Your objective — Copy all lines in which the word "không" can be found.

Excerpted data —
## begin
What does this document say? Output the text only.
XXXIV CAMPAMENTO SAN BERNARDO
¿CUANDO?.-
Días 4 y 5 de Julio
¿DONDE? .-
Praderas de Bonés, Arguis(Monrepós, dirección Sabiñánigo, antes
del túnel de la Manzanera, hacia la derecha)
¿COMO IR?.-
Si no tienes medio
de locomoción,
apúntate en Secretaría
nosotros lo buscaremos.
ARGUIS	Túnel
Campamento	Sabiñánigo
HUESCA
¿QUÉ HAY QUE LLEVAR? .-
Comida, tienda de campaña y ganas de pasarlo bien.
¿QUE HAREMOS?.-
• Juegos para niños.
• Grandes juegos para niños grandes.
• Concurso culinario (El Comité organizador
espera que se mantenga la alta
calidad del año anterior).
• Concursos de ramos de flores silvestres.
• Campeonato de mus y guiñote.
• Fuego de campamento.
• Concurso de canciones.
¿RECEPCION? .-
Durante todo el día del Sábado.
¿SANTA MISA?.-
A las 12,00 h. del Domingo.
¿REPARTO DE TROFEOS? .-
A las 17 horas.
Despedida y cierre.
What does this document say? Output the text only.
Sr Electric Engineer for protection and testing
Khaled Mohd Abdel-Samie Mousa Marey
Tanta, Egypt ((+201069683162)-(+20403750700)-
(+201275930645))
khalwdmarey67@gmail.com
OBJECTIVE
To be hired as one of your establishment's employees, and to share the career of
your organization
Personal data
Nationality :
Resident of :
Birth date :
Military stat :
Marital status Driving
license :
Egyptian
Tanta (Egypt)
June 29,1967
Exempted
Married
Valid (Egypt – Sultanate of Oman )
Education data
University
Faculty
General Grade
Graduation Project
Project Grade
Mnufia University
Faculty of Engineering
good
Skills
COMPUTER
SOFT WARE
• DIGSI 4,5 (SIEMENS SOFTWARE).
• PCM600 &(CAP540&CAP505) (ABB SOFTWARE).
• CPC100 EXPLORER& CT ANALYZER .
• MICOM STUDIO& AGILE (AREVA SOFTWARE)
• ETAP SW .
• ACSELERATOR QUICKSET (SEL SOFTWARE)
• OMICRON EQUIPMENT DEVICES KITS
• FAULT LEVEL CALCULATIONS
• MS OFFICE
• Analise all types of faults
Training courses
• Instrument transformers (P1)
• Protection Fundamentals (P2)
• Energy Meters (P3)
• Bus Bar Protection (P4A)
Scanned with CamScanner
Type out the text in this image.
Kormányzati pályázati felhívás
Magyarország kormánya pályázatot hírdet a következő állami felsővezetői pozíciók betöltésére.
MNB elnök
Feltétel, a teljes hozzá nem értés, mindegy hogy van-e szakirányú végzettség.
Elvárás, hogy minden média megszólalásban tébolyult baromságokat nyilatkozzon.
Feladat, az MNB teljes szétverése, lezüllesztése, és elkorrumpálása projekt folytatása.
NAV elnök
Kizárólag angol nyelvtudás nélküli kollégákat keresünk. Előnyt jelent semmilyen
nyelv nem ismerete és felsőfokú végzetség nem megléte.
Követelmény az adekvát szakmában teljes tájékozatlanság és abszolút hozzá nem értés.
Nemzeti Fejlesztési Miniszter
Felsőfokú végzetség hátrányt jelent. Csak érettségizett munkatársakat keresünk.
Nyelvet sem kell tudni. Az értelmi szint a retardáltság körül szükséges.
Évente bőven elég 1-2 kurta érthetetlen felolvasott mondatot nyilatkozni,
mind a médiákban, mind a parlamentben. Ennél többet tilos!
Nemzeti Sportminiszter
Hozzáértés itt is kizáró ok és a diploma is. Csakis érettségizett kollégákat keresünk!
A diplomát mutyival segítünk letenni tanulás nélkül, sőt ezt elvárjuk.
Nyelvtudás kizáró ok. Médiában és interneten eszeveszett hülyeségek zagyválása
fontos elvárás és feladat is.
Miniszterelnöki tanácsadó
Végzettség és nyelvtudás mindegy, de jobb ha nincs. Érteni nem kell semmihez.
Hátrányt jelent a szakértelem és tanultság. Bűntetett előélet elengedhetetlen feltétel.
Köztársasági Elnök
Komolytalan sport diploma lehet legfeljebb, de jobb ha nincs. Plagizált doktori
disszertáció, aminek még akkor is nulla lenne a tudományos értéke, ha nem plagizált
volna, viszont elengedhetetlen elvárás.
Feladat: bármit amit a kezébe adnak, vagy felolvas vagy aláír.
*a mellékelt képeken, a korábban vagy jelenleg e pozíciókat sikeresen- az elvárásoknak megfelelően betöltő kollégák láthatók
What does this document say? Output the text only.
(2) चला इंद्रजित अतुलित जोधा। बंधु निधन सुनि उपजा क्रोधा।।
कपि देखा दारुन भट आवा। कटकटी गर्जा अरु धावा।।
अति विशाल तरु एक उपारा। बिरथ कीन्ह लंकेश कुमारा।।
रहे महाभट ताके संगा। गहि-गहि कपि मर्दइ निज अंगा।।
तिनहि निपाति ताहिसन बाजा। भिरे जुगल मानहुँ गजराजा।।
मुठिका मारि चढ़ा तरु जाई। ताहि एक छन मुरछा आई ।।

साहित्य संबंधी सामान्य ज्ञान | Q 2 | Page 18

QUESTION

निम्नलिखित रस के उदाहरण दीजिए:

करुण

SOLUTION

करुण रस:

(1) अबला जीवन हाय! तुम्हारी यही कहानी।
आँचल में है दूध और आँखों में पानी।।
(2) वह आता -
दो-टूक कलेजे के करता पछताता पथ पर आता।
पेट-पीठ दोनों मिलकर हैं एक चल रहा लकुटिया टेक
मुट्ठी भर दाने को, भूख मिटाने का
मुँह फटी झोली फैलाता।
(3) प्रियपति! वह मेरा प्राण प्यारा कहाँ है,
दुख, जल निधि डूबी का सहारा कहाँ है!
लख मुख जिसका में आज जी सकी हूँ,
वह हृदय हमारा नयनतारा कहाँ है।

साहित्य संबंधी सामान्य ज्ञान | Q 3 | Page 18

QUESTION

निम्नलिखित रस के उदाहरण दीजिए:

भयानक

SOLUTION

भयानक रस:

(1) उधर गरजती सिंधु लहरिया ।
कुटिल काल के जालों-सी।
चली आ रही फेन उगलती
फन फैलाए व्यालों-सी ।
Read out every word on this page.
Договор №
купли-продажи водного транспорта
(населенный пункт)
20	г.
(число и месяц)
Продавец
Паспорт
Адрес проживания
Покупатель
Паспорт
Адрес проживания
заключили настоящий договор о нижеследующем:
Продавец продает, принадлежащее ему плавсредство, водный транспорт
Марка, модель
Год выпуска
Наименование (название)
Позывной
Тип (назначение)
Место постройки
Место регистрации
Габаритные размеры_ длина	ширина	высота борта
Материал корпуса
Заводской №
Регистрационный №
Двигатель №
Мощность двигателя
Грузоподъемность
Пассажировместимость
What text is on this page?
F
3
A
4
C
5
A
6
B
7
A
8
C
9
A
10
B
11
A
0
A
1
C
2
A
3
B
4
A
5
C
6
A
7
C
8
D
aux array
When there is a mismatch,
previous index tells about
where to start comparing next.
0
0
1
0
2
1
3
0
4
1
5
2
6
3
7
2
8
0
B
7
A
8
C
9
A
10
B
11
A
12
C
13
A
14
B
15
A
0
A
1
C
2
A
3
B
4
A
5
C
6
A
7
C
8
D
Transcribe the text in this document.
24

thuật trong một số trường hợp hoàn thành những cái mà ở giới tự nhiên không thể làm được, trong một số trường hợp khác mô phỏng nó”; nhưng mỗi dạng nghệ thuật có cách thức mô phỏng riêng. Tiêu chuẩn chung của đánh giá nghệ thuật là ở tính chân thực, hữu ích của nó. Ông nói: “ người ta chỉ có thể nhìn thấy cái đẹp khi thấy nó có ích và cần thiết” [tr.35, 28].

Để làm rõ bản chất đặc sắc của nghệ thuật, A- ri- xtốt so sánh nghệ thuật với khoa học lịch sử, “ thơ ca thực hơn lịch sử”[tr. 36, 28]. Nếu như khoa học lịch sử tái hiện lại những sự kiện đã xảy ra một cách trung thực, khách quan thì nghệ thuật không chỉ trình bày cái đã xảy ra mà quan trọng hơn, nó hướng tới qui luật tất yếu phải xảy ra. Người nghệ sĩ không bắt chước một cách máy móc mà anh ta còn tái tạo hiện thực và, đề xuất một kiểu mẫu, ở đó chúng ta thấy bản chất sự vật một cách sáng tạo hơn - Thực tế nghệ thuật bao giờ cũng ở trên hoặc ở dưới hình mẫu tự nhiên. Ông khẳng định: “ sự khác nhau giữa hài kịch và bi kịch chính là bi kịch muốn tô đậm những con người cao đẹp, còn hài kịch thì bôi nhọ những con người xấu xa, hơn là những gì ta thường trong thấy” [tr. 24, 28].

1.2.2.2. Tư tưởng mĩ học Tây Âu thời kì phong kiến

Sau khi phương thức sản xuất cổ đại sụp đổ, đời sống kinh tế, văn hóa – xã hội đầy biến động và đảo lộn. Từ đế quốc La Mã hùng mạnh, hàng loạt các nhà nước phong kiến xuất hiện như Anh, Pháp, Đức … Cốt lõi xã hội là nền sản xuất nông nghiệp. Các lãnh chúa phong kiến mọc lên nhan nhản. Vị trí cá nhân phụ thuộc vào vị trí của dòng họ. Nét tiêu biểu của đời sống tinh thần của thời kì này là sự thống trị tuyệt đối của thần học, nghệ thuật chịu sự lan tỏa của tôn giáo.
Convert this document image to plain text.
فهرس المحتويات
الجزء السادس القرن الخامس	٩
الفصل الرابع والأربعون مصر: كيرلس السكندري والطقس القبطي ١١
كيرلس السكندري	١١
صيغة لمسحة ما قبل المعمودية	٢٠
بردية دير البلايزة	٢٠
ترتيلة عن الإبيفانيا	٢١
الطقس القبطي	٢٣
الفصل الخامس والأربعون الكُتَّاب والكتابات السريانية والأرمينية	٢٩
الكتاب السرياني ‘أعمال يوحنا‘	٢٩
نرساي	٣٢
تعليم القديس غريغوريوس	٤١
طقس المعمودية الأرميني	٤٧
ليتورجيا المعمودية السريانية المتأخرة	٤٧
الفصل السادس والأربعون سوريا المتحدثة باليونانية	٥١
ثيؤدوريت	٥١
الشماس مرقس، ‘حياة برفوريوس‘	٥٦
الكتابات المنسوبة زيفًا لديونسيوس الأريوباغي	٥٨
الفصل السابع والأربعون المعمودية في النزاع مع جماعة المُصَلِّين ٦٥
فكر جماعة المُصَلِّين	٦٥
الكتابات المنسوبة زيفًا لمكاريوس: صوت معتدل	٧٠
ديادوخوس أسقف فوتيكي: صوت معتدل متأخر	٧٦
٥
## end
Answer for this exercise —
thuật trong một số trường hợp hoàn thành những cái mà ở giới tự nhiên không thể làm được, trong một số trường hợp khác mô phỏng nó”; nhưng mỗi dạng nghệ thuật có cách thức mô phỏng riêng. Tiêu chuẩn chung của đánh giá nghệ thuật là ở tính chân thực, hữu ích của nó. Ông nói: “ người ta chỉ có thể nhìn thấy cái đẹp khi thấy nó có ích và cần thiết” [tr.35, 28].
Để làm rõ bản chất đặc sắc của nghệ thuật, A- ri- xtốt so sánh nghệ thuật với khoa học lịch sử, “ thơ ca thực hơn lịch sử”[tr. 36, 28]. Nếu như khoa học lịch sử tái hiện lại những sự kiện đã xảy ra một cách trung thực, khách quan thì nghệ thuật không chỉ trình bày cái đã xảy ra mà quan trọng hơn, nó hướng tới qui luật tất yếu phải xảy ra. Người nghệ sĩ không bắt chước một cách máy móc mà anh ta còn tái tạo hiện thực và, đề xuất một kiểu mẫu, ở đó chúng ta thấy bản chất sự vật một cách sáng tạo hơn - Thực tế nghệ thuật bao giờ cũng ở trên hoặc ở dưới hình mẫu tự nhiên. Ông khẳng định: “ sự khác nhau giữa hài kịch và bi kịch chính là bi kịch muốn tô đậm những con người cao đẹp, còn hài kịch thì bôi nhọ những con người xấu xa, hơn là những gì ta thường trong thấy” [tr. 24, 28].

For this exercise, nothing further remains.